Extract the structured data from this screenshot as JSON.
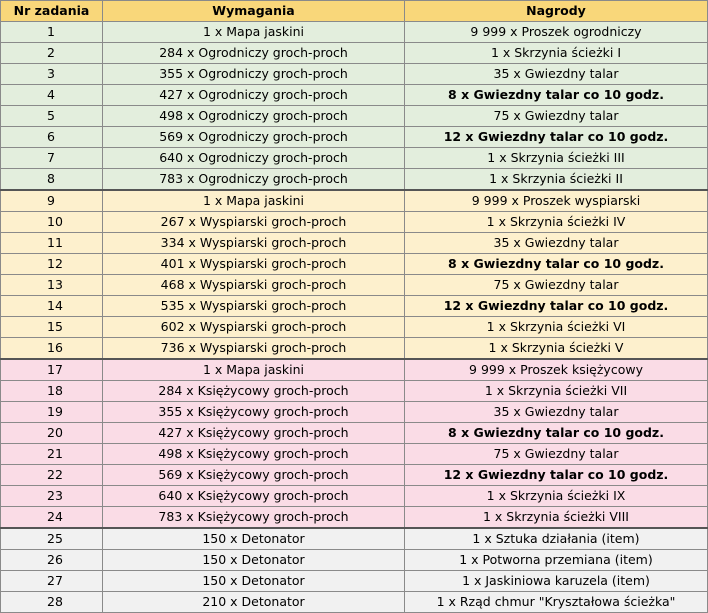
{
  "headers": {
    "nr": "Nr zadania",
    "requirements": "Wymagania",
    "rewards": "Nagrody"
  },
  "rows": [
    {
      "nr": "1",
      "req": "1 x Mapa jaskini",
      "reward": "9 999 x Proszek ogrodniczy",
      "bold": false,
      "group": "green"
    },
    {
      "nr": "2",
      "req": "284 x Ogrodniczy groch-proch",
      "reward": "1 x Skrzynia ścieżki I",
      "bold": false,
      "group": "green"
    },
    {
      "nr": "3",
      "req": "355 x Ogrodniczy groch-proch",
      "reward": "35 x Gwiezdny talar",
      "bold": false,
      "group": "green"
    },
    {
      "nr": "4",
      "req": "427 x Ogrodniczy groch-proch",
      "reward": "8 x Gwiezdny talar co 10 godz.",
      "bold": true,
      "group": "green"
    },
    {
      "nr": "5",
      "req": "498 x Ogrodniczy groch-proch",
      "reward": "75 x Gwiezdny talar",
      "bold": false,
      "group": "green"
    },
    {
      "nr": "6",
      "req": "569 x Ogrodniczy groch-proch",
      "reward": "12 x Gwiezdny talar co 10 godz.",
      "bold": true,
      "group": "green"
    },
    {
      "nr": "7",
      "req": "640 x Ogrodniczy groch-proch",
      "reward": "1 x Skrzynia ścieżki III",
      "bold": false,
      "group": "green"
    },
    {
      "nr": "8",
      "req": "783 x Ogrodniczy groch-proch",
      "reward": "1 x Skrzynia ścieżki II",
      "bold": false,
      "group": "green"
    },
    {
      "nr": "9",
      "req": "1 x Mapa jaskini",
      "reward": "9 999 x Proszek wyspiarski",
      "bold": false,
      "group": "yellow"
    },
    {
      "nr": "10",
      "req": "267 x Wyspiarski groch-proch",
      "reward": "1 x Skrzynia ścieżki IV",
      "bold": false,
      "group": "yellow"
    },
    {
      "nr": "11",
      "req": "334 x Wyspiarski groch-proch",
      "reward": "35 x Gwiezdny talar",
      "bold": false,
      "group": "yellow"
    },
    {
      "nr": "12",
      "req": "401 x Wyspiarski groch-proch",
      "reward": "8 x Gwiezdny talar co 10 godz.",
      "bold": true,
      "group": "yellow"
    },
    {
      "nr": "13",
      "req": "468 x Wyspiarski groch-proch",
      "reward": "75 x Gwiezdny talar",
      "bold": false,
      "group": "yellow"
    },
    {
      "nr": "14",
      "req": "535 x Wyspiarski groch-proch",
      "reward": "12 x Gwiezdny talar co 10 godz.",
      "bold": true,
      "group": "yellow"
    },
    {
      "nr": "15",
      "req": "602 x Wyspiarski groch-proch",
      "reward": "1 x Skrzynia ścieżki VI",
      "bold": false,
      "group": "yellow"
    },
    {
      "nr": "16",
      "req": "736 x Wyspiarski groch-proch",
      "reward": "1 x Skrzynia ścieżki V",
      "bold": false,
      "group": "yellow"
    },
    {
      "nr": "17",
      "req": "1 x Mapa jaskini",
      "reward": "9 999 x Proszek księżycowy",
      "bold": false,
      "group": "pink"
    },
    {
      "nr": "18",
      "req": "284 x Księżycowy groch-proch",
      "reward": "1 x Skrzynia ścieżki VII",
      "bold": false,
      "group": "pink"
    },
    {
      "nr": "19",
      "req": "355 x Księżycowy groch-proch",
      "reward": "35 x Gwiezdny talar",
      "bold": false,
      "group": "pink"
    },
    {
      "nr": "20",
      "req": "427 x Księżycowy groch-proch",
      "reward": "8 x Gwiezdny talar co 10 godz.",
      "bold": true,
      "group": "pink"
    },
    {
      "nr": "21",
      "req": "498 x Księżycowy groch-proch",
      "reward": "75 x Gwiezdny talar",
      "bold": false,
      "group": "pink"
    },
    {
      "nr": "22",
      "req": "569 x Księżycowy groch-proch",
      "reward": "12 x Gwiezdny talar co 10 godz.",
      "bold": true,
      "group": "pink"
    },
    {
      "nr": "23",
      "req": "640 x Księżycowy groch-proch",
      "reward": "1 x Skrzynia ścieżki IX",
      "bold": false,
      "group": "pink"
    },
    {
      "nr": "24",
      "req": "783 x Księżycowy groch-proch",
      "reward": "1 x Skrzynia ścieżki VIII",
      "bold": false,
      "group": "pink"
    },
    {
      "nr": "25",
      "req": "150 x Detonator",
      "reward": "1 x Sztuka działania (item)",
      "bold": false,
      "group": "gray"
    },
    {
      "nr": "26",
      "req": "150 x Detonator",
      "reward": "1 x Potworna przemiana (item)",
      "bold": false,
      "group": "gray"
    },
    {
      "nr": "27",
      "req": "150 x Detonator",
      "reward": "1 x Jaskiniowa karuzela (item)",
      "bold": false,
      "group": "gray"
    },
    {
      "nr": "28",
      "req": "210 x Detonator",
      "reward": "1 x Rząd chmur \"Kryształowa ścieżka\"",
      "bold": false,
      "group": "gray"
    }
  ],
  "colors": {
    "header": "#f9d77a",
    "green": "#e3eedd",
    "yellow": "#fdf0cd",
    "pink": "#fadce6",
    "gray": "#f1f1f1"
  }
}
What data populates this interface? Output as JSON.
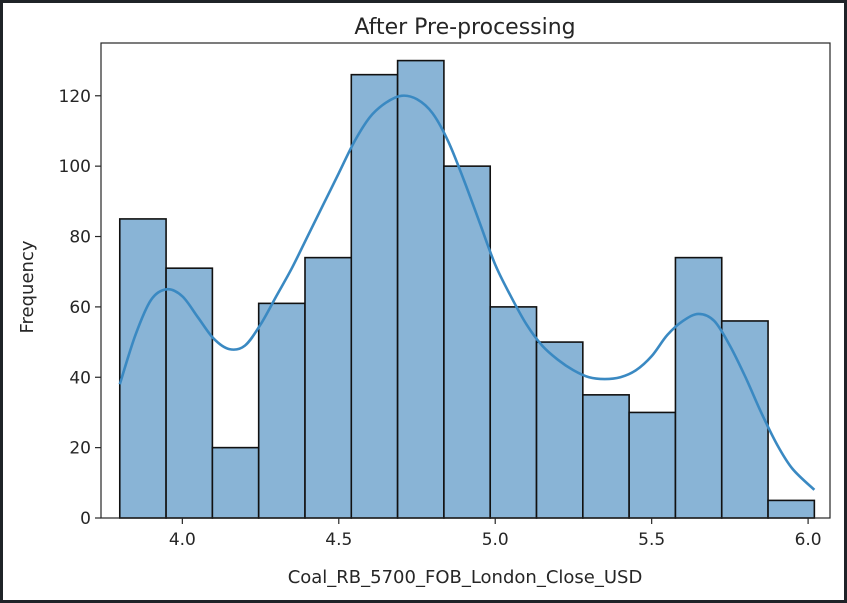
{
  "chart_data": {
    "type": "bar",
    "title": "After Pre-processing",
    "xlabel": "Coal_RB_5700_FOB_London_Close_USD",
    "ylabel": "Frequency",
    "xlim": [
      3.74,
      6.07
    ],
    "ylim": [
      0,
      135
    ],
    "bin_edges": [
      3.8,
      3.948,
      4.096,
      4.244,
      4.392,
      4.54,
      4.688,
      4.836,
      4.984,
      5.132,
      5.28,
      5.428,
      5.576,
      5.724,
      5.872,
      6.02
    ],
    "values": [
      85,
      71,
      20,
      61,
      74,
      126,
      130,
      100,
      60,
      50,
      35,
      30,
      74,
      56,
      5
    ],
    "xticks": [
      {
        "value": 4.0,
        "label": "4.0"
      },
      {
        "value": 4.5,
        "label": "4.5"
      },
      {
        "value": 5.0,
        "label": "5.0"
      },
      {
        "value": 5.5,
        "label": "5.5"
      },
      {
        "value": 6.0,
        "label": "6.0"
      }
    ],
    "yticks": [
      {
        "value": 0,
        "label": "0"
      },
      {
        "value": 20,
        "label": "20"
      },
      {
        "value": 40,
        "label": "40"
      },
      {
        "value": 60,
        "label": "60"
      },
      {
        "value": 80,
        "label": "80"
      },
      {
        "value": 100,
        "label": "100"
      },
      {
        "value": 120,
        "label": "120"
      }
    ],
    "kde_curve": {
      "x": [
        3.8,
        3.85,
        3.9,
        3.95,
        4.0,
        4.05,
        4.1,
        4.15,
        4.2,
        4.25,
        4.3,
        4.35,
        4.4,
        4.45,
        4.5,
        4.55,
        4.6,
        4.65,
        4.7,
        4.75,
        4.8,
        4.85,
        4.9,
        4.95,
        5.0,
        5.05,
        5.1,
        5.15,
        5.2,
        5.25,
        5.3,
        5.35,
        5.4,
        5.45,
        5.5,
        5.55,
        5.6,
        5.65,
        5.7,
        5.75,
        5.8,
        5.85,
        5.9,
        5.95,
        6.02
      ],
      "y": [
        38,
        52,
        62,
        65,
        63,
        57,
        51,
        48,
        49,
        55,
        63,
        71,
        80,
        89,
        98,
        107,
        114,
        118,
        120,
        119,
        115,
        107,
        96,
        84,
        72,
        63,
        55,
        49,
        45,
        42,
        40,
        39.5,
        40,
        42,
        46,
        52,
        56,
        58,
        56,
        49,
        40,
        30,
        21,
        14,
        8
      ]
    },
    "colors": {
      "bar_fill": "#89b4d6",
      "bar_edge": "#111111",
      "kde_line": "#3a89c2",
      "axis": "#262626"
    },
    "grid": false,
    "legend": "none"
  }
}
________________________
REQUEST: Identify the lines in the entries above that contain "item", then copy them out.

WRITTEN ANSWER:
      "reward": "1 x Sztuka działania (item)",
      "reward": "1 x Potworna przemiana (item)",
      "reward": "1 x Jaskiniowa karuzela (item)",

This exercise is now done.